• _STATED PROBLEM 1_
Copy the stretch of the Form 8-K cover page from "Sunnyvale, CA 94089" through "since last report.)".

Form 8-K

 

 

UNITED STATES

SECURITIES AND EXCHANGE COMMISSION

WASHINGTON, D.C. 20549

 

 

FORM 8-K

 

 

CURRENT REPORT

Pursuant to Section 13 OR 15(d) of The Securities Exchange Act of 1934

Date of report (Date of earliest event reported): January 25, 2010

 

 

INFINERA CORPORATION

(Exact Name of Registrant as Specified in Charter)

 

 

 

Delaware   001-33486   77-0560433

(State or Other Jurisdiction

of Incorporation)

  (Commission File Number)  

(IRS Employer

Identification No.)

169 Java Drive

Sunnyvale, CA 94089

(Address of principal executive offices, including zip code)

(408) 572-5200

(Registrant’s telephone number, including area code)

Not Applicable

(Former name or former address, if changed since last report.)

Annotated element entries

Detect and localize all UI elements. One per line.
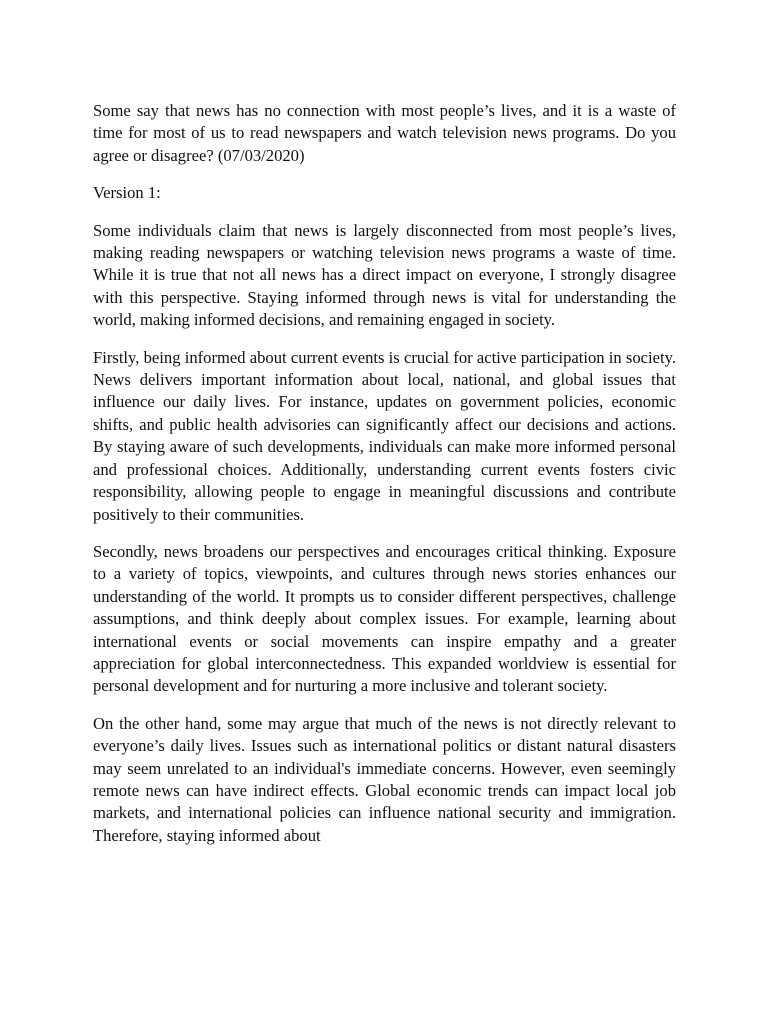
essay-paragraph-introduction: Some individuals claim that news is largely disconnected from most people’s lives, making reading newspapers or watching television news programs a waste of time. While it is true that not all news has a direct impact on everyone, I strongly disagree with this perspective. Staying informed through news is vital for understanding the world, making informed decisions, and remaining engaged in society. — [93, 220, 676, 330]
essay-prompt: Some say that news has no connection with most people’s lives, and it is a waste of time for most of us to read newspapers and watch television news programs. Do you agree or disagree? (07/03/2020) — [93, 101, 676, 165]
document-page — [93, 100, 676, 862]
essay-paragraph-body-2: Secondly, news broadens our perspectives and encourages critical thinking. Exposure to a variety of topics, viewpoints, and cultures through news stories enhances our understanding of the world. It prompts us to consider different perspectives, challenge assumptions, and think deeply about complex issues. For example, learning about international events or social movements can inspire empathy and a greater appreciation for global interconnectedness. This expanded worldview is essential for personal development and for nurturing a more inclusive and tolerant society. — [93, 541, 676, 696]
essay-paragraph-counterargument: On the other hand, some may argue that much of the news is not directly relevant to everyone’s daily lives. Issues such as international politics or distant natural disasters may seem unrelated to an individual's immediate concerns. However, even seemingly remote news can have indirect effects. Global economic trends can impact local job markets, and international policies can influence national security and immigration. Therefore, staying informed about — [93, 713, 676, 845]
version-label: Version 1: — [93, 183, 161, 203]
essay-paragraph-body-1: Firstly, being informed about current events is crucial for active participation in society. News delivers important information about local, national, and global issues that influence our daily lives. For instance, updates on government policies, economic shifts, and public health advisories can significantly affect our decisions and actions. By staying aware of such developments, individuals can make more informed personal and professional choices. Additionally, understanding current events fosters civic responsibility, allowing people to engage in meaningful discussions and contribute positively to their communities. — [93, 347, 676, 524]
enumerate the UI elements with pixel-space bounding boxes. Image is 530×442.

• _STATED PROBLEM 2_
Render the rows from the one that contains "essay-paragraph-introduction: Some individuals" through the one that contains "document-page — [93, 100, 676, 862]" as a Markdown table with the columns Nr and Entry, giving the row number and the row itself, with blank lines omitted.

• _EXERCISE RESPONSE 1_
Sunnyvale, CA 94089

(Address of principal executive offices, including zip code)

(408) 572-5200

(Registrant’s telephone number, including area code)

Not Applicable

(Former name or former address, if changed since last report.)

• _EXERCISE RESPONSE 2_
| Nr | Entry |
|---|---|
| 1 | essay-paragraph-introduction: Some individuals claim that news is largely disconnected from most people’s lives, making reading newspapers or watching television news programs a waste of time. While it is true that not all news has a direct impact on everyone, I strongly disagree with this perspective. Staying informed through news is vital for understanding the world, making informed decisions, and remaining engaged in society. — [93, 220, 676, 330] |
| 2 | essay-prompt: Some say that news has no connection with most people’s lives, and it is a waste of time for most of us to read newspapers and watch television news programs. Do you agree or disagree? (07/03/2020) — [93, 101, 676, 165] |
| 3 | document-page — [93, 100, 676, 862] |